Stored data:

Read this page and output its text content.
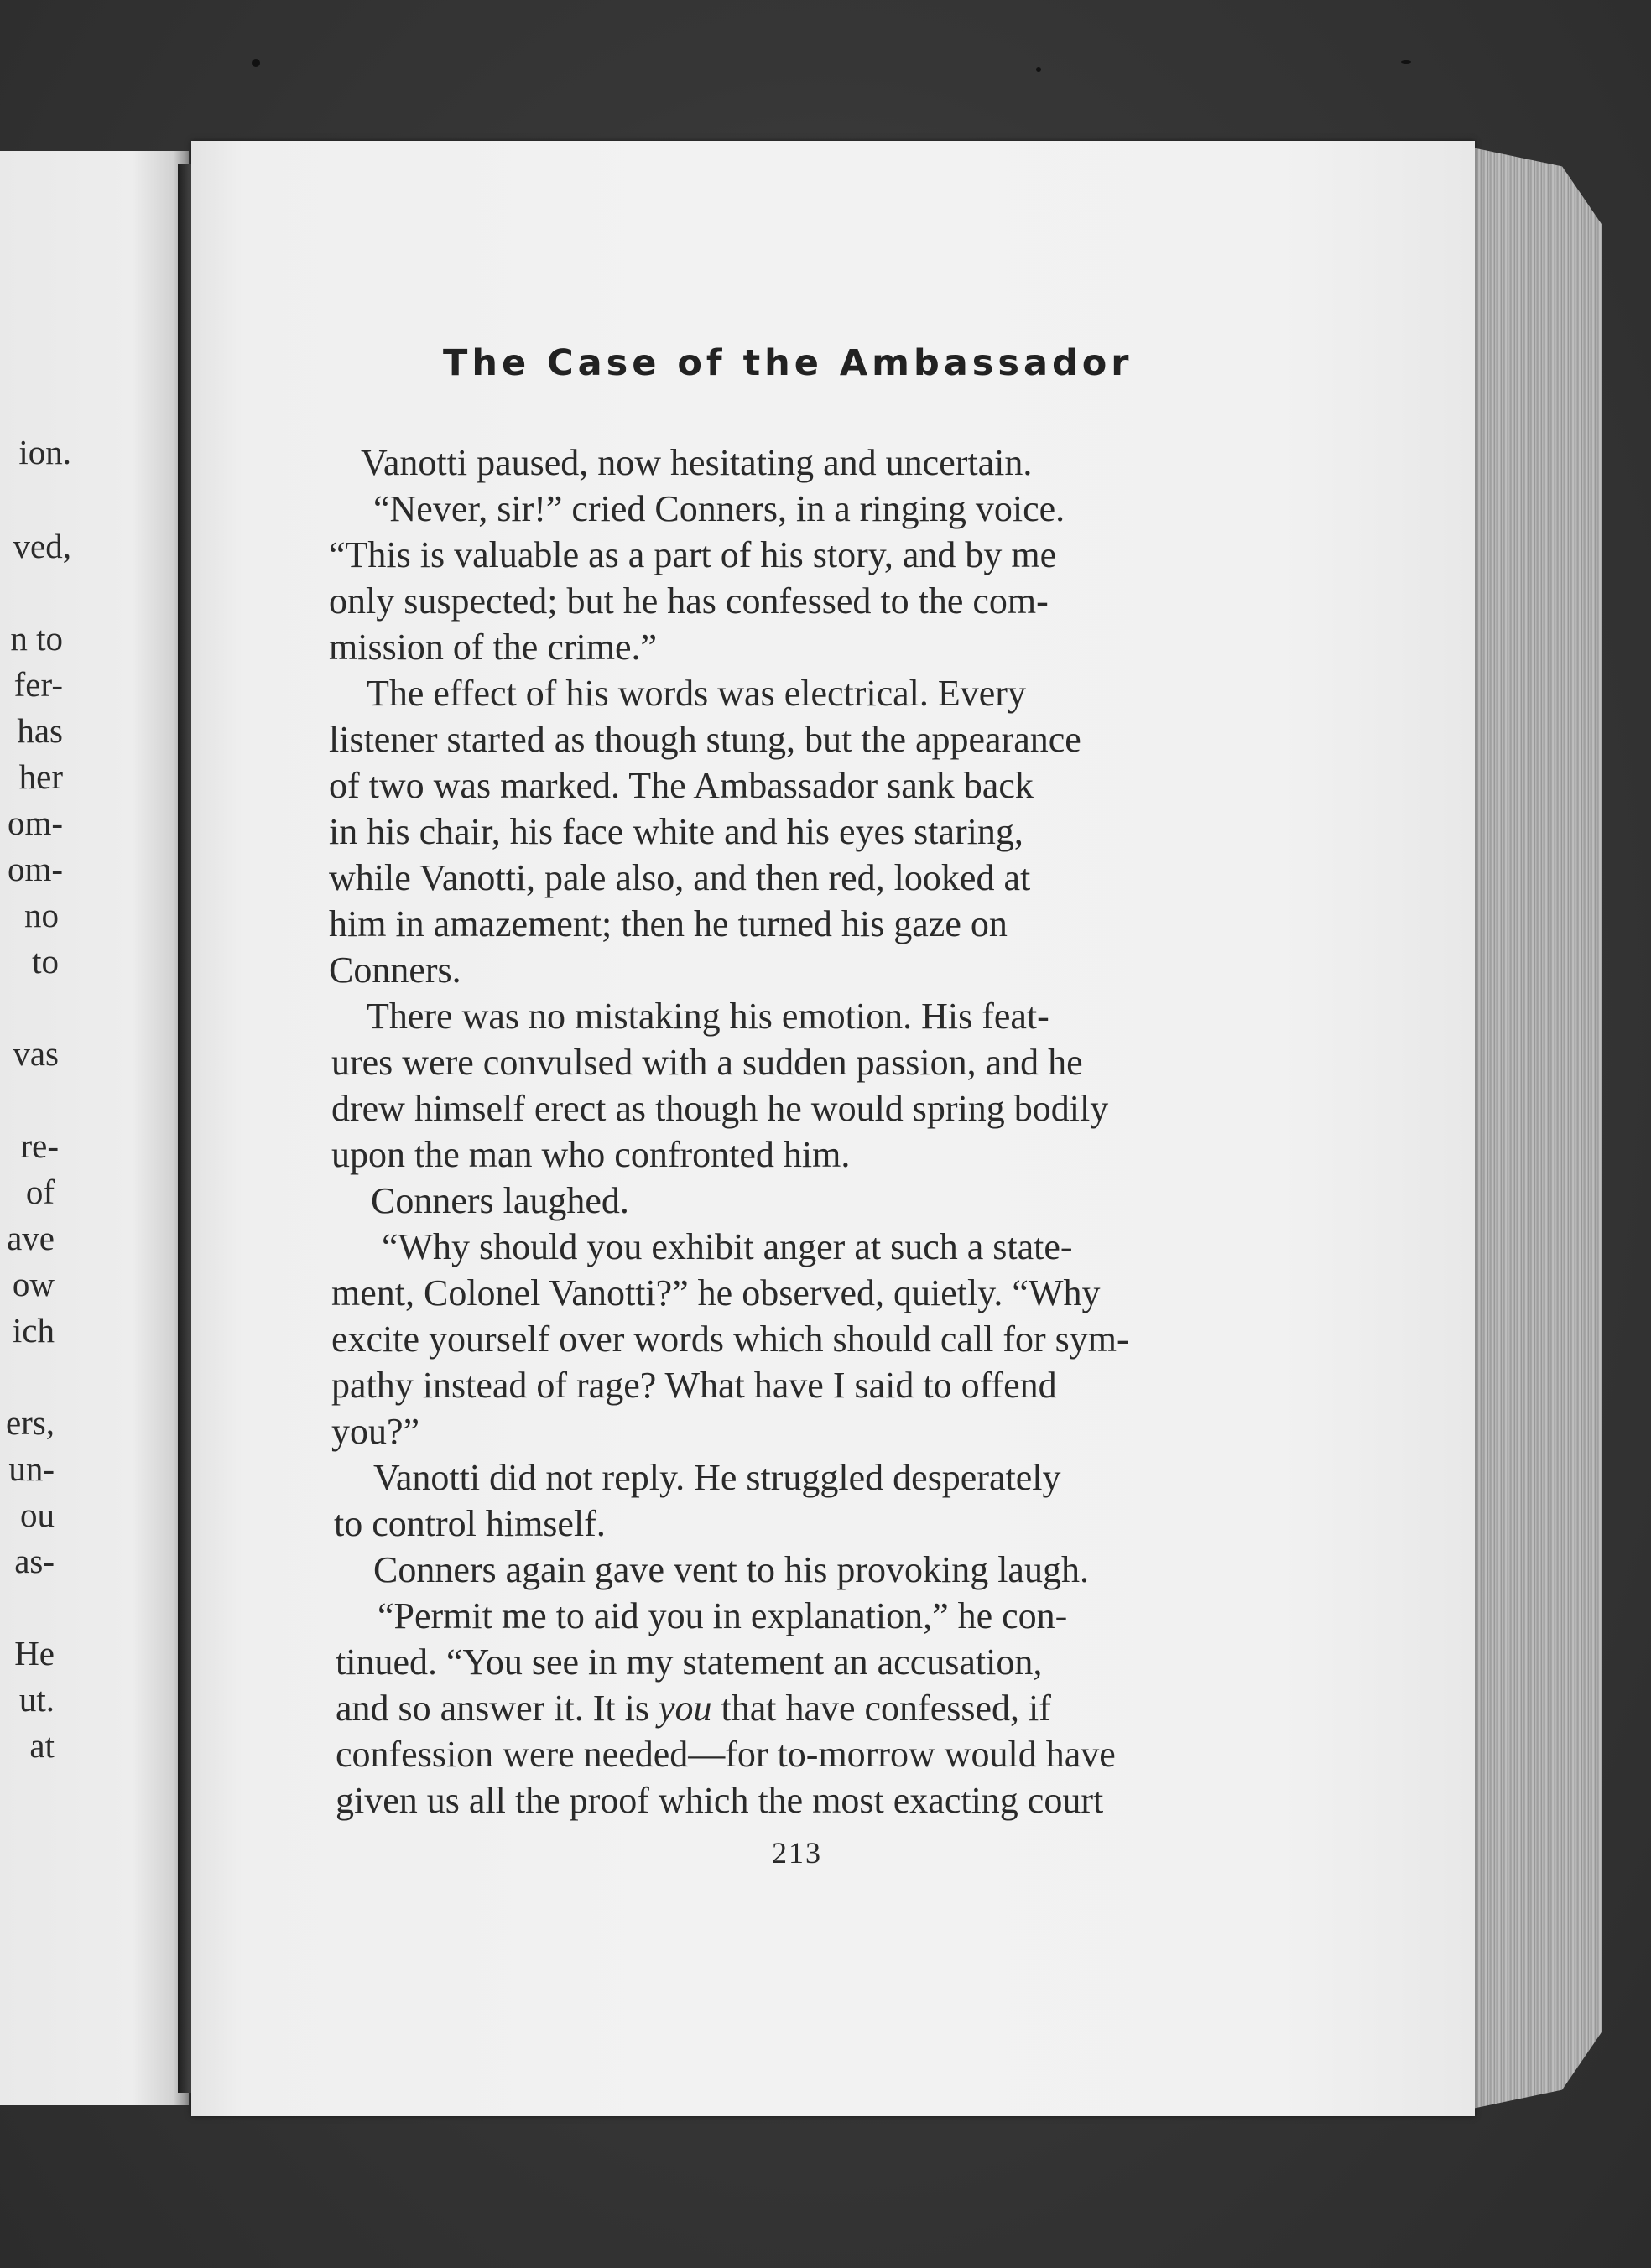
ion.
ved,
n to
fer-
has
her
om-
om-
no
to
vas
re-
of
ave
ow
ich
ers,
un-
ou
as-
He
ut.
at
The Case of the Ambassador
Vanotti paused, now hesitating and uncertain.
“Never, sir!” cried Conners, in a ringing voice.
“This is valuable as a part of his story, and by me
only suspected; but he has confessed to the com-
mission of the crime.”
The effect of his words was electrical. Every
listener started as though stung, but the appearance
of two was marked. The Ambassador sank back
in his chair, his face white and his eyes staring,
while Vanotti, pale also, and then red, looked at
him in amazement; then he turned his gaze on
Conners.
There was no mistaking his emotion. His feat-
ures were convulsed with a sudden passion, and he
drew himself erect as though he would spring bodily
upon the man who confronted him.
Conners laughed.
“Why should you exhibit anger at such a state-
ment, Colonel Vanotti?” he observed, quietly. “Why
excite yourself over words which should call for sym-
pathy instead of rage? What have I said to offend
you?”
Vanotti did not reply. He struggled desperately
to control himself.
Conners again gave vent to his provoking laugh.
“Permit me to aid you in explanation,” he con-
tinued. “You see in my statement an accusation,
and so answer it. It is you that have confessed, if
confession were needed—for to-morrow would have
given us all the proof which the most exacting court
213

#### TASK PROMPT:
Leave out the pictures and reproduce the rest of the listing exactly.

#### RESPONSE TO THE EXERCISE:
Read this page and output its text content.
ion.
ved,
n to
fer-
has
her
om-
om-
no
to
vas
re-
of
ave
ow
ich
ers,
un-
ou
as-
He
ut.
at
The Case of the Ambassador
Vanotti paused, now hesitating and uncertain.
“Never, sir!” cried Conners, in a ringing voice.
“This is valuable as a part of his story, and by me
only suspected; but he has confessed to the com-
mission of the crime.”
The effect of his words was electrical. Every
listener started as though stung, but the appearance
of two was marked. The Ambassador sank back
in his chair, his face white and his eyes staring,
while Vanotti, pale also, and then red, looked at
him in amazement; then he turned his gaze on
Conners.
There was no mistaking his emotion. His feat-
ures were convulsed with a sudden passion, and he
drew himself erect as though he would spring bodily
upon the man who confronted him.
Conners laughed.
“Why should you exhibit anger at such a state-
ment, Colonel Vanotti?” he observed, quietly. “Why
excite yourself over words which should call for sym-
pathy instead of rage? What have I said to offend
you?”
Vanotti did not reply. He struggled desperately
to control himself.
Conners again gave vent to his provoking laugh.
“Permit me to aid you in explanation,” he con-
tinued. “You see in my statement an accusation,
and so answer it. It is you that have confessed, if
confession were needed—for to-morrow would have
given us all the proof which the most exacting court
213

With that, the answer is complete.